Exercise: Omit all images. Transcribe the rest of the material below exactly.

_ _ _ _ _

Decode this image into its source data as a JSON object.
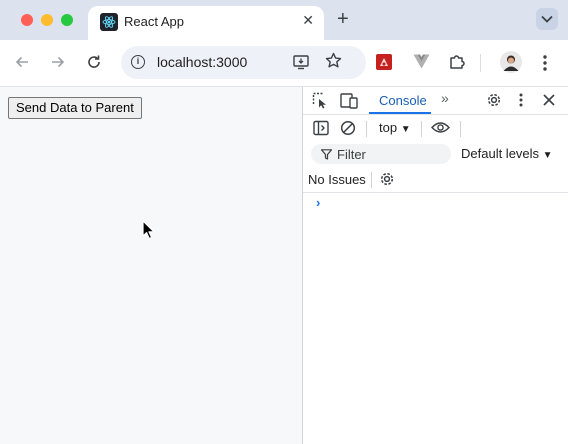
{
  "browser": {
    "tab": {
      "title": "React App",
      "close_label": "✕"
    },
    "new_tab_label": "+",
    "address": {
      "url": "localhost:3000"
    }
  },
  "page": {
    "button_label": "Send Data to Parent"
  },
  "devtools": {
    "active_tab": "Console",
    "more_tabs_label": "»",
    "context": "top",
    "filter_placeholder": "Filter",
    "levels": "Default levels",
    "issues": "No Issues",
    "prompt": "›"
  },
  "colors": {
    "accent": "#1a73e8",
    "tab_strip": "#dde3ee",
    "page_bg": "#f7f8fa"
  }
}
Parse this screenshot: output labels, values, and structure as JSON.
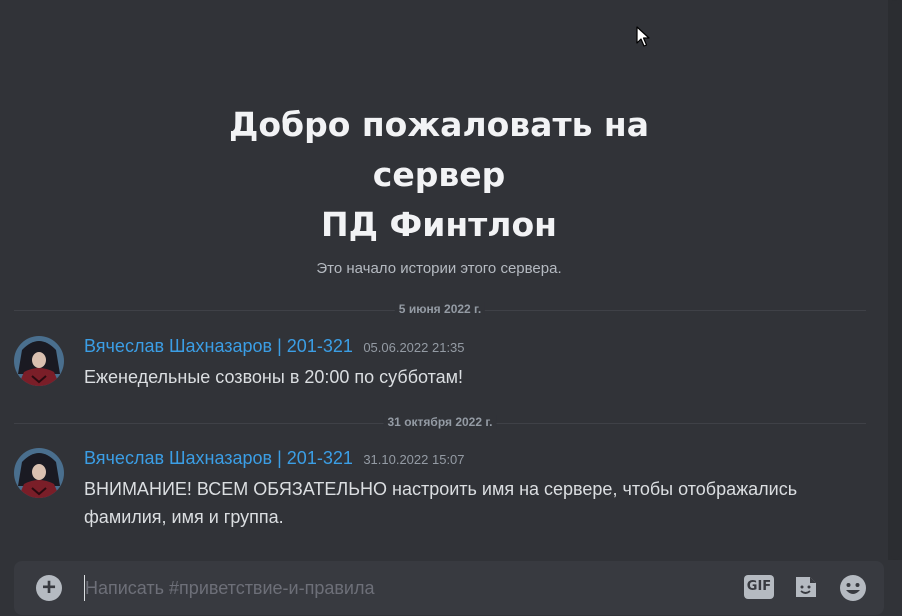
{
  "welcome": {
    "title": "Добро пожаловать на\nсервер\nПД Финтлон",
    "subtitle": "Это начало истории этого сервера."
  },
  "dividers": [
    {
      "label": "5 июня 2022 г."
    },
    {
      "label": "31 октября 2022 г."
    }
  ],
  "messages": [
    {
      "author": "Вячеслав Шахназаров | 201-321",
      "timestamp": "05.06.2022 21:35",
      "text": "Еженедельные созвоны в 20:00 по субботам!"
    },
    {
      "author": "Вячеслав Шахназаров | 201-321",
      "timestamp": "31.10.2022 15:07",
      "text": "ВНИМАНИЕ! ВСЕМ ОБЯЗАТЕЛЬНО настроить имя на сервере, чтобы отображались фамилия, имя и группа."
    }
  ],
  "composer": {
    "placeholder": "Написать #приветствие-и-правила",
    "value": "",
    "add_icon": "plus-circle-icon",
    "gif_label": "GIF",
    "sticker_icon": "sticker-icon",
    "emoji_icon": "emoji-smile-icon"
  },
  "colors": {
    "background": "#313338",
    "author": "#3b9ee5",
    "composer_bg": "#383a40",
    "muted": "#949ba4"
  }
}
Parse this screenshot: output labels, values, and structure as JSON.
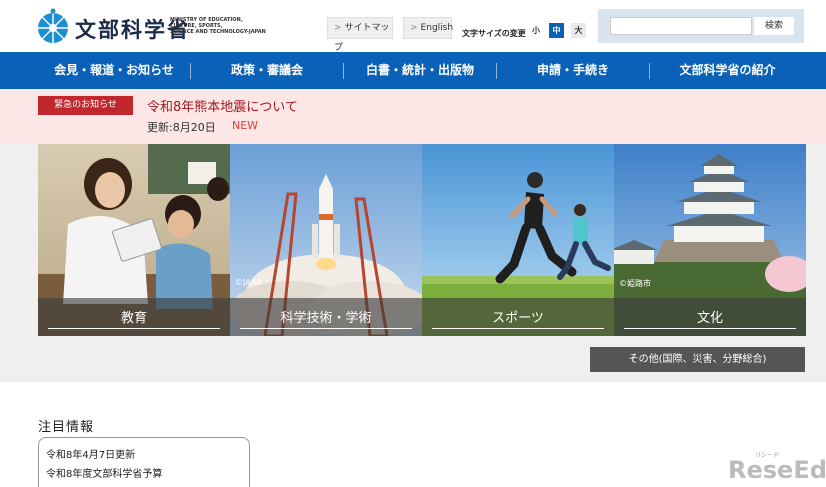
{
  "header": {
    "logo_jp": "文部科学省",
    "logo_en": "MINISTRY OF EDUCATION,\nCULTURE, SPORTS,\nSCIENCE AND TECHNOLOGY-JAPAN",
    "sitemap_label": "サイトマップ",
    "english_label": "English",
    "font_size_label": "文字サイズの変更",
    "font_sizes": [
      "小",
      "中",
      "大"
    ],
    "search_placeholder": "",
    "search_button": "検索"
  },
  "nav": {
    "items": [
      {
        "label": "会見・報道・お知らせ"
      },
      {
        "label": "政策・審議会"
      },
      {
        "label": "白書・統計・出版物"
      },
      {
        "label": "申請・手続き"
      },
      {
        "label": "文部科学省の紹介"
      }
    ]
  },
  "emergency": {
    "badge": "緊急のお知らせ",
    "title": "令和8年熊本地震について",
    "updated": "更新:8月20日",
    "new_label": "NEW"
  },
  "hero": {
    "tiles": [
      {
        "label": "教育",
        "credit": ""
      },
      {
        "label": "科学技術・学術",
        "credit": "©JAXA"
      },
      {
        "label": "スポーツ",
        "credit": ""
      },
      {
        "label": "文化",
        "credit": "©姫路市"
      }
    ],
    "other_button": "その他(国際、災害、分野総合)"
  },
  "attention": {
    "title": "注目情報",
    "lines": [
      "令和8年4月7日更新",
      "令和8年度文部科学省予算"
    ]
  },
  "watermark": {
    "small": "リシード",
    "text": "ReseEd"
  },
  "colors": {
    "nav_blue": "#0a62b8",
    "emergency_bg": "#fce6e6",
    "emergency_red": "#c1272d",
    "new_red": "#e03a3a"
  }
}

_ _ _ _ _

The solution:
Decode this image into its source data as a JSON object.
{
  "browser": {
    "tab": {
      "title": "React App",
      "close_label": "✕"
    },
    "new_tab_label": "+",
    "address": {
      "url": "localhost:3000"
    }
  },
  "page": {
    "button_label": "Send Data to Parent"
  },
  "devtools": {
    "active_tab": "Console",
    "more_tabs_label": "»",
    "context": "top",
    "filter_placeholder": "Filter",
    "levels": "Default levels",
    "issues": "No Issues",
    "prompt": "›"
  },
  "colors": {
    "accent": "#1a73e8",
    "tab_strip": "#dde3ee",
    "page_bg": "#f7f8fa"
  }
}
Parse this screenshot: output labels, values, and structure as JSON.
{
  "welcome": {
    "title": "Добро пожаловать на\nсервер\nПД Финтлон",
    "subtitle": "Это начало истории этого сервера."
  },
  "dividers": [
    {
      "label": "5 июня 2022 г."
    },
    {
      "label": "31 октября 2022 г."
    }
  ],
  "messages": [
    {
      "author": "Вячеслав Шахназаров | 201-321",
      "timestamp": "05.06.2022 21:35",
      "text": "Еженедельные созвоны в 20:00 по субботам!"
    },
    {
      "author": "Вячеслав Шахназаров | 201-321",
      "timestamp": "31.10.2022 15:07",
      "text": "ВНИМАНИЕ! ВСЕМ ОБЯЗАТЕЛЬНО настроить имя на сервере, чтобы отображались фамилия, имя и группа."
    }
  ],
  "composer": {
    "placeholder": "Написать #приветствие-и-правила",
    "value": "",
    "add_icon": "plus-circle-icon",
    "gif_label": "GIF",
    "sticker_icon": "sticker-icon",
    "emoji_icon": "emoji-smile-icon"
  },
  "colors": {
    "background": "#313338",
    "author": "#3b9ee5",
    "composer_bg": "#383a40",
    "muted": "#949ba4"
  }
}
Parse this screenshot: output labels, values, and structure as JSON.
{
  "header": {
    "logo_jp": "文部科学省",
    "logo_en": "MINISTRY OF EDUCATION,\nCULTURE, SPORTS,\nSCIENCE AND TECHNOLOGY-JAPAN",
    "sitemap_label": "サイトマップ",
    "english_label": "English",
    "font_size_label": "文字サイズの変更",
    "font_sizes": [
      "小",
      "中",
      "大"
    ],
    "search_placeholder": "",
    "search_button": "検索"
  },
  "nav": {
    "items": [
      {
        "label": "会見・報道・お知らせ"
      },
      {
        "label": "政策・審議会"
      },
      {
        "label": "白書・統計・出版物"
      },
      {
        "label": "申請・手続き"
      },
      {
        "label": "文部科学省の紹介"
      }
    ]
  },
  "emergency": {
    "badge": "緊急のお知らせ",
    "title": "令和8年熊本地震について",
    "updated": "更新:8月20日",
    "new_label": "NEW"
  },
  "hero": {
    "tiles": [
      {
        "label": "教育",
        "credit": ""
      },
      {
        "label": "科学技術・学術",
        "credit": "©JAXA"
      },
      {
        "label": "スポーツ",
        "credit": ""
      },
      {
        "label": "文化",
        "credit": "©姫路市"
      }
    ],
    "other_button": "その他(国際、災害、分野総合)"
  },
  "attention": {
    "title": "注目情報",
    "lines": [
      "令和8年4月7日更新",
      "令和8年度文部科学省予算"
    ]
  },
  "watermark": {
    "small": "リシード",
    "text": "ReseEd"
  },
  "colors": {
    "nav_blue": "#0a62b8",
    "emergency_bg": "#fce6e6",
    "emergency_red": "#c1272d",
    "new_red": "#e03a3a"
  }
}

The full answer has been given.